--- START OF DATASET EXCERPTS ---

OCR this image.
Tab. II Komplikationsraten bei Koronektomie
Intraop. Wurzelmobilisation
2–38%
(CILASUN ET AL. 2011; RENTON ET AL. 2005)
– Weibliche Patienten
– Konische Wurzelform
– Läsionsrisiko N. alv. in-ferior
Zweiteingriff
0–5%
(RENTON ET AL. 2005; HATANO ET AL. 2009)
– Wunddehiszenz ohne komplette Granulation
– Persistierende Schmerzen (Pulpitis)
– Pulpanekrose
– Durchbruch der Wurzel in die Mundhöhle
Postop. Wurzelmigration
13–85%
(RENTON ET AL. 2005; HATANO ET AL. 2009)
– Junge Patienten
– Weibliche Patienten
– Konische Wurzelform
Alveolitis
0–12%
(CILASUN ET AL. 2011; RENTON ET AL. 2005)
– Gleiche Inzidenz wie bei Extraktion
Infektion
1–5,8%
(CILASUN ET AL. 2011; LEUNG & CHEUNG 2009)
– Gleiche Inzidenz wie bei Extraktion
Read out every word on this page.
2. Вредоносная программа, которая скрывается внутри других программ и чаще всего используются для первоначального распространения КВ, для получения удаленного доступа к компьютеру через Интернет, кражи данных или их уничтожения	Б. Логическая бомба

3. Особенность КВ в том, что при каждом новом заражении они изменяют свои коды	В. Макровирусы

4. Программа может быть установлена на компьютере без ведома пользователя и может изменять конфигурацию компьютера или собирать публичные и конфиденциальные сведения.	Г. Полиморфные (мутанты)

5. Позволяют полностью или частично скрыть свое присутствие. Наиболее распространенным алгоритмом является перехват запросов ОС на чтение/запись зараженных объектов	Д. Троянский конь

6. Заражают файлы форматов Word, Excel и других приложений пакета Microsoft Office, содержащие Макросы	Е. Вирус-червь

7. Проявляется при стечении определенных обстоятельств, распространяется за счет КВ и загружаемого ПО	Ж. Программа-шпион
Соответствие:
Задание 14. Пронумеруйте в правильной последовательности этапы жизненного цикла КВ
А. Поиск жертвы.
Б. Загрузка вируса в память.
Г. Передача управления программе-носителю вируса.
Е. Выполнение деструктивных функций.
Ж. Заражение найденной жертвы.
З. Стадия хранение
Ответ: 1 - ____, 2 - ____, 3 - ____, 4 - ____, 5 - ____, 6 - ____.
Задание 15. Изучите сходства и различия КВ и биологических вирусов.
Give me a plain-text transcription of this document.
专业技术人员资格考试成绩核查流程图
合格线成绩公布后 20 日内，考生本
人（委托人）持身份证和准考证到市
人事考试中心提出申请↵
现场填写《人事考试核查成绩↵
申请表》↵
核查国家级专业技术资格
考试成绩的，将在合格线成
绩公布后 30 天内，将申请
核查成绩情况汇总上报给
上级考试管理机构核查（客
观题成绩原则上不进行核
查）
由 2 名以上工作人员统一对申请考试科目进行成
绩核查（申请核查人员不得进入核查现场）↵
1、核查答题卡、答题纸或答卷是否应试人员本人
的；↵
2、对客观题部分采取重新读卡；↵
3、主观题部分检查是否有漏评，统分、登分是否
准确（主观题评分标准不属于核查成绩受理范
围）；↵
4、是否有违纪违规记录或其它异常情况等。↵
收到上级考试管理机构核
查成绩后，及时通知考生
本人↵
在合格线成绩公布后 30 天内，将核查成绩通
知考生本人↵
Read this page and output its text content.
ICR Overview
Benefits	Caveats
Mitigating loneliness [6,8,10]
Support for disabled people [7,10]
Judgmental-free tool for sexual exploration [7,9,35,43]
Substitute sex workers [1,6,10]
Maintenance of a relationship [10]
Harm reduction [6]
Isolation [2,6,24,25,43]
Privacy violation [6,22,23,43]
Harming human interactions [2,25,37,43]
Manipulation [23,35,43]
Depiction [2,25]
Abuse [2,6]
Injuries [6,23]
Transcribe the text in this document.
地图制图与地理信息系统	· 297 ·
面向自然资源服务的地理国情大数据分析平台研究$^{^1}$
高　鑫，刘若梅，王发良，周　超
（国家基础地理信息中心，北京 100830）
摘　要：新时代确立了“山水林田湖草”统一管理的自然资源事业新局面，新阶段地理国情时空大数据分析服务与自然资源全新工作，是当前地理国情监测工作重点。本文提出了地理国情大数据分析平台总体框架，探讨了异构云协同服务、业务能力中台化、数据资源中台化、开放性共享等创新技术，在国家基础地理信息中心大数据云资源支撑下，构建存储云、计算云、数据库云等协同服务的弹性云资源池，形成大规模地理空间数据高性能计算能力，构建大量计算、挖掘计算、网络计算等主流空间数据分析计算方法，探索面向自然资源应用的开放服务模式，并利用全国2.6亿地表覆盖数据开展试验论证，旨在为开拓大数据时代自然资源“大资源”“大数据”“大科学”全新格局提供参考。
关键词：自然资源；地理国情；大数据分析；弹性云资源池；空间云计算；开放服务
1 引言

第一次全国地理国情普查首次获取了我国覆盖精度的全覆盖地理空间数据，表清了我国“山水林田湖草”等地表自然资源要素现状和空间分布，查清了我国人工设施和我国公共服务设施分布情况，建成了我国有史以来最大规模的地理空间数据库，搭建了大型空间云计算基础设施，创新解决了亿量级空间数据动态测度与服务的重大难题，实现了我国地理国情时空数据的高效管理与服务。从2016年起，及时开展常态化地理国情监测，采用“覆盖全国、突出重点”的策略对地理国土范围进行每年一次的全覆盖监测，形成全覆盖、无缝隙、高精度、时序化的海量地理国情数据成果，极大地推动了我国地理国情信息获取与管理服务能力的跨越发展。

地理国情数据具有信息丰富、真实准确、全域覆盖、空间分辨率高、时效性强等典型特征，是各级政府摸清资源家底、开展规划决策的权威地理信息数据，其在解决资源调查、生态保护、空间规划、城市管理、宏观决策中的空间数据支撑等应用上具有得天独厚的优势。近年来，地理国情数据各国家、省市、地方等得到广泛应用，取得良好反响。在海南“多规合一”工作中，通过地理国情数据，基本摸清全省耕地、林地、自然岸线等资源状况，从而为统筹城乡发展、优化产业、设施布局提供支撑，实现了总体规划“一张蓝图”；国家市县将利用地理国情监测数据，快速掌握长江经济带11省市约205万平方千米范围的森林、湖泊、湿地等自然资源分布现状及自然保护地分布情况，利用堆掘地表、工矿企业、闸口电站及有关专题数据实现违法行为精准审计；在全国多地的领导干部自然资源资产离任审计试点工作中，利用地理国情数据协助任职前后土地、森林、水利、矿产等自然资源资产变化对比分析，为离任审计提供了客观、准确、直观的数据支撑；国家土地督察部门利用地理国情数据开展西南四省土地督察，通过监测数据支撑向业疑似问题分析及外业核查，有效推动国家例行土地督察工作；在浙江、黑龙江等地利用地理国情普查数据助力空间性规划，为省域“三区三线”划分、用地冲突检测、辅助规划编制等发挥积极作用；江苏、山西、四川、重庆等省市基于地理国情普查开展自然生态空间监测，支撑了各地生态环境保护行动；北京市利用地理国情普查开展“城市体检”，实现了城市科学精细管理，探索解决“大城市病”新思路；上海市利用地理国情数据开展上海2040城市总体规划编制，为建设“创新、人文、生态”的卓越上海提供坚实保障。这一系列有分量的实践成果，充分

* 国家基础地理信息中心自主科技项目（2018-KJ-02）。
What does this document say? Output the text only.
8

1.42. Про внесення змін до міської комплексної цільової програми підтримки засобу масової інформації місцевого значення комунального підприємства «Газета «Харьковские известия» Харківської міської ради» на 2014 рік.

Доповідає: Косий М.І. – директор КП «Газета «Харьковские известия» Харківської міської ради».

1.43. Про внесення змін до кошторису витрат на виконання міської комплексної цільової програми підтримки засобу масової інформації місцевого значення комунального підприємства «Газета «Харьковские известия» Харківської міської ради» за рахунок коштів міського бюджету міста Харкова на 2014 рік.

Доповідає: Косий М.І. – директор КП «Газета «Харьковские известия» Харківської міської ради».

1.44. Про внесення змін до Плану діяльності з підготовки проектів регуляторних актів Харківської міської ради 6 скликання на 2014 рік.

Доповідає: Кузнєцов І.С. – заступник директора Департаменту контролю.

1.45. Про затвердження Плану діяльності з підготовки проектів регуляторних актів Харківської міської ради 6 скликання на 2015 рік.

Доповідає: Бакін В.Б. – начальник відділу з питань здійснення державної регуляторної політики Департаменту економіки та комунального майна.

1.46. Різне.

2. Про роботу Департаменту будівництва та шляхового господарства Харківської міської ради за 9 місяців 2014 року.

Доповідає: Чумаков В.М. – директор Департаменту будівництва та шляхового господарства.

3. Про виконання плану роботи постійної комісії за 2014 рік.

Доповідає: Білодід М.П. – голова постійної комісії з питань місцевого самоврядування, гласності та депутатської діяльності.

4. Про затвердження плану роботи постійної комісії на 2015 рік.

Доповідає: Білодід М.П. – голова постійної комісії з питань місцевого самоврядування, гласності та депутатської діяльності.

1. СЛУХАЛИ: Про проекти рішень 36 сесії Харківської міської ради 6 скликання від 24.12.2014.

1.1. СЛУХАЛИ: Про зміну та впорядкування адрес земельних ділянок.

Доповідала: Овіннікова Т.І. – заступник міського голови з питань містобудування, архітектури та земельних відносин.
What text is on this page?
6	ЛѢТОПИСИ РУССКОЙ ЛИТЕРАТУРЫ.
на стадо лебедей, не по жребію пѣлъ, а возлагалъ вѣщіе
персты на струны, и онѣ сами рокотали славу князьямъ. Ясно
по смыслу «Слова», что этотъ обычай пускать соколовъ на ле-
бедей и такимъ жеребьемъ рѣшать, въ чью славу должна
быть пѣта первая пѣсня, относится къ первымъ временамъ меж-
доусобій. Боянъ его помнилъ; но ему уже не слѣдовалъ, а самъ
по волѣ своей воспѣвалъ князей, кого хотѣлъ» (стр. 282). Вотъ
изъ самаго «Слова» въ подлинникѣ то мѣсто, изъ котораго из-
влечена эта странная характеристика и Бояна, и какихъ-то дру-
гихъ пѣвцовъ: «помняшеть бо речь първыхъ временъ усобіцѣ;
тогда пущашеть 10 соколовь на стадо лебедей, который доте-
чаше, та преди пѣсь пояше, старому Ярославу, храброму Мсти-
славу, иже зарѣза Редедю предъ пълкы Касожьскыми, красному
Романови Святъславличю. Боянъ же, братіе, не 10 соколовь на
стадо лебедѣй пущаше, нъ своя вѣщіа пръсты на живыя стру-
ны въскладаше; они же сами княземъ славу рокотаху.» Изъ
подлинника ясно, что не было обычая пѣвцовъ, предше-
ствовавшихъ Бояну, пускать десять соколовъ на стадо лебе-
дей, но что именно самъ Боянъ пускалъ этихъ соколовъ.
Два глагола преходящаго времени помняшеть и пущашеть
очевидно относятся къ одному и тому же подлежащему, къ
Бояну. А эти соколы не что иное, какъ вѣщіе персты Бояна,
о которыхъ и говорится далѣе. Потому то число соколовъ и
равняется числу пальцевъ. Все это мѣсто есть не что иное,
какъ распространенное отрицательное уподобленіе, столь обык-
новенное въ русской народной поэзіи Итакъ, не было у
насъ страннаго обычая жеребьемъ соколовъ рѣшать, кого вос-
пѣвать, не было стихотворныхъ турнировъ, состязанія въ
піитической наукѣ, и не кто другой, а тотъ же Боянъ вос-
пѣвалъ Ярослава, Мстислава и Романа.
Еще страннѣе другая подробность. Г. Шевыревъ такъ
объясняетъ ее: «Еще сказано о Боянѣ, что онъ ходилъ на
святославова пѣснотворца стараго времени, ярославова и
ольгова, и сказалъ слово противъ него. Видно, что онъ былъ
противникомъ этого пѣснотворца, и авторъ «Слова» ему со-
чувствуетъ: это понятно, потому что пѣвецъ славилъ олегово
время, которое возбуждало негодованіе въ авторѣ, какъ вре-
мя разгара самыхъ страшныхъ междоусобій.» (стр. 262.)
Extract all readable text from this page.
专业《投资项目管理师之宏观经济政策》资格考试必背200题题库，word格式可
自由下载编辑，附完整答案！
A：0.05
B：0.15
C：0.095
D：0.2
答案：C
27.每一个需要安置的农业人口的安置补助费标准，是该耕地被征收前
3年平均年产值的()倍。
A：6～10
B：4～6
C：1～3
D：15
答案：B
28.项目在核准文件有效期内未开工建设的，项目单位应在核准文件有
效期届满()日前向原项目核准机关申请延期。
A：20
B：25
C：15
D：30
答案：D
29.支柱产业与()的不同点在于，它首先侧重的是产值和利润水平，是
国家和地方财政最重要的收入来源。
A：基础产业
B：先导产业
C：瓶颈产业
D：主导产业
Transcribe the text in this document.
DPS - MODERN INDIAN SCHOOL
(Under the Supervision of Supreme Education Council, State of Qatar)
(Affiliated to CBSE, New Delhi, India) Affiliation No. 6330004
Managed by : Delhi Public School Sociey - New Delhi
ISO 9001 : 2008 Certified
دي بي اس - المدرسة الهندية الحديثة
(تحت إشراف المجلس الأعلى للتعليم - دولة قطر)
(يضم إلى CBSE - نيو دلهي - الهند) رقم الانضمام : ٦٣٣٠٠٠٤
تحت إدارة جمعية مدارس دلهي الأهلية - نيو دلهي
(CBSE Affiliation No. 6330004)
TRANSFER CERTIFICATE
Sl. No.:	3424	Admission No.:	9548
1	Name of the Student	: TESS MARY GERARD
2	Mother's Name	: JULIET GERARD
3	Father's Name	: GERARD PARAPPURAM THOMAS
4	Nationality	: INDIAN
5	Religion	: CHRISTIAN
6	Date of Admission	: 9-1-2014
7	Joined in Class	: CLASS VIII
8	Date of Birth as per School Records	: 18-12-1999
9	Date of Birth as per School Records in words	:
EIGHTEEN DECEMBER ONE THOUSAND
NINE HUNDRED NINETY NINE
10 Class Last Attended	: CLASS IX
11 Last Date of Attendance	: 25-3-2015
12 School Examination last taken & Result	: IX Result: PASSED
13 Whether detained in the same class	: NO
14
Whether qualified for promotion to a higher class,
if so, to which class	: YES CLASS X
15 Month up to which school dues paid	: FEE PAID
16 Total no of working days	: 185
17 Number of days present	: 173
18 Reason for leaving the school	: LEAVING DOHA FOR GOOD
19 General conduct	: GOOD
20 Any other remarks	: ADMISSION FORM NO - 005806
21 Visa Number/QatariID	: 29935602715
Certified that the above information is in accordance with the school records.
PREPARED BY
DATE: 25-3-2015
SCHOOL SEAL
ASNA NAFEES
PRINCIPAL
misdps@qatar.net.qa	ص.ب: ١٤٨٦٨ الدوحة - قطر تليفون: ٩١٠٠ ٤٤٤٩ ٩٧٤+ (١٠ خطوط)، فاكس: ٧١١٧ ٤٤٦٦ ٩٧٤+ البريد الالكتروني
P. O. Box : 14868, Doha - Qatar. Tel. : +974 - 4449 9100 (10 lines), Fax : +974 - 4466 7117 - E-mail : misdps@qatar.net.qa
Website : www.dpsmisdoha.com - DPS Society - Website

--- END OF DATASET EXCERPTS ---

> _OBJECTIVE_
Read the data above and pull out each line that holds the string "какъ".

> _SOLUTION TO THE PROBLEM_
Бояну. А эти соколы не что иное, какъ вѣщіе персты Бояна,
какъ распространенное отрицательное уподобленіе, столь обык-
время, которое возбуждало негодованіе въ авторѣ, какъ вре-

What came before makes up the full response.